# Short task
Word for word, repeat the entries, minus the pictures.

# Material provided

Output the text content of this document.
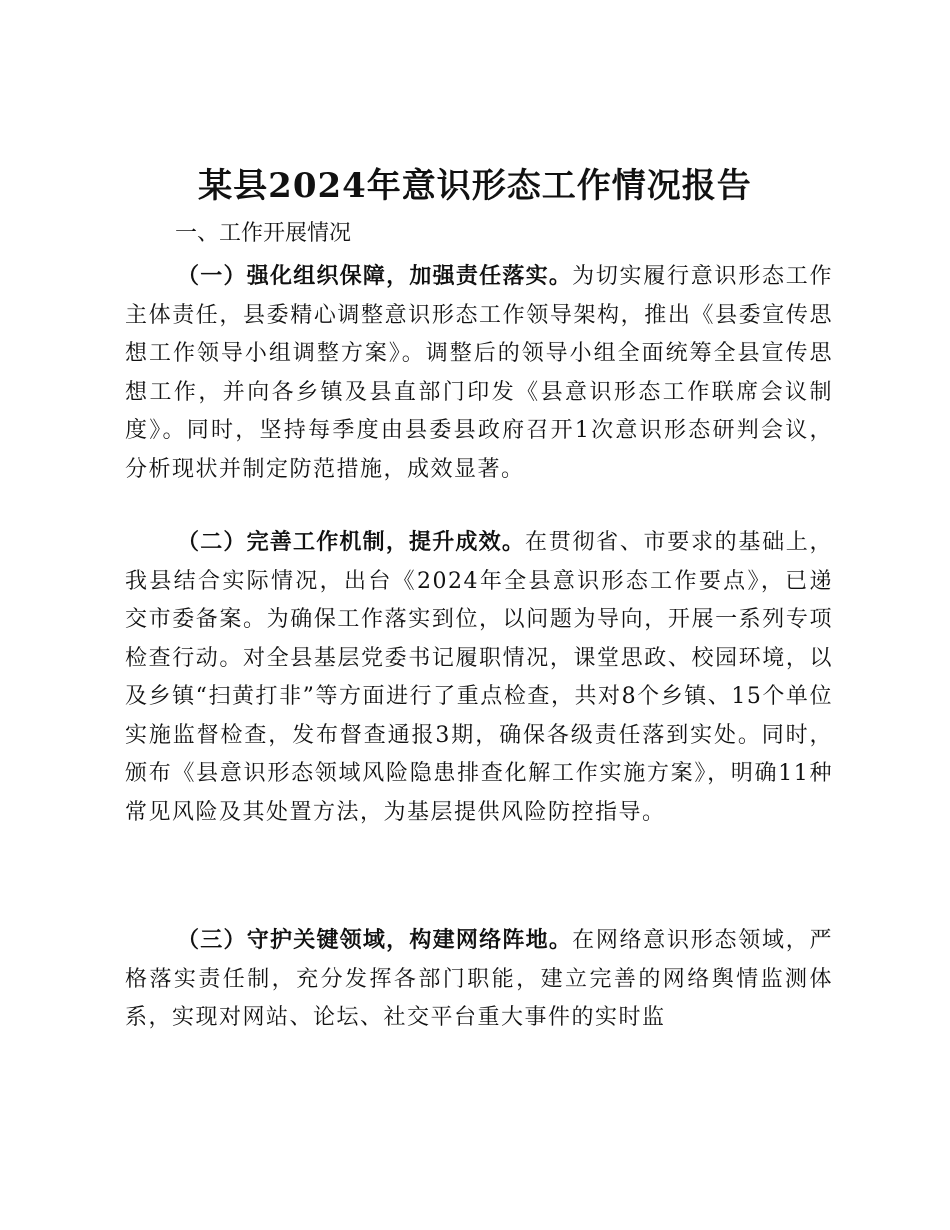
某县2024年意识形态工作情况报告
一、工作开展情况

（一）强化组织保障，加强责任落实。为切实履行意识形态工作主体责任，县委精心调整意识形态工作领导架构，推出《县委宣传思想工作领导小组调整方案》。调整后的领导小组全面统筹全县宣传思想工作，并向各乡镇及县直部门印发《县意识形态工作联席会议制度》。同时，坚持每季度由县委县政府召开1次意识形态研判会议，分析现状并制定防范措施，成效显著。

（二）完善工作机制，提升成效。在贯彻省、市要求的基础上，我县结合实际情况，出台《2024年全县意识形态工作要点》，已递交市委备案。为确保工作落实到位，以问题为导向，开展一系列专项检查行动。对全县基层党委书记履职情况，课堂思政、校园环境，以及乡镇“扫黄打非”等方面进行了重点检查，共对8个乡镇、15个单位实施监督检查，发布督查通报3期，确保各级责任落到实处。同时，颁布《县意识形态领域风险隐患排查化解工作实施方案》，明确11种常见风险及其处置方法，为基层提供风险防控指导。

（三）守护关键领域，构建网络阵地。在网络意识形态领域，严格落实责任制，充分发挥各部门职能，建立完善的网络舆情监测体系，实现对网站、论坛、社交平台重大事件的实时监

# Solved problem
Output the text content of this document.
某县2024年意识形态工作情况报告
一、工作开展情况

（一）强化组织保障，加强责任落实。为切实履行意识形态工作主体责任，县委精心调整意识形态工作领导架构，推出《县委宣传思想工作领导小组调整方案》。调整后的领导小组全面统筹全县宣传思想工作，并向各乡镇及县直部门印发《县意识形态工作联席会议制度》。同时，坚持每季度由县委县政府召开1次意识形态研判会议，分析现状并制定防范措施，成效显著。

（二）完善工作机制，提升成效。在贯彻省、市要求的基础上，我县结合实际情况，出台《2024年全县意识形态工作要点》，已递交市委备案。为确保工作落实到位，以问题为导向，开展一系列专项检查行动。对全县基层党委书记履职情况，课堂思政、校园环境，以及乡镇“扫黄打非”等方面进行了重点检查，共对8个乡镇、15个单位实施监督检查，发布督查通报3期，确保各级责任落到实处。同时，颁布《县意识形态领域风险隐患排查化解工作实施方案》，明确11种常见风险及其处置方法，为基层提供风险防控指导。

（三）守护关键领域，构建网络阵地。在网络意识形态领域，严格落实责任制，充分发挥各部门职能，建立完善的网络舆情监测体系，实现对网站、论坛、社交平台重大事件的实时监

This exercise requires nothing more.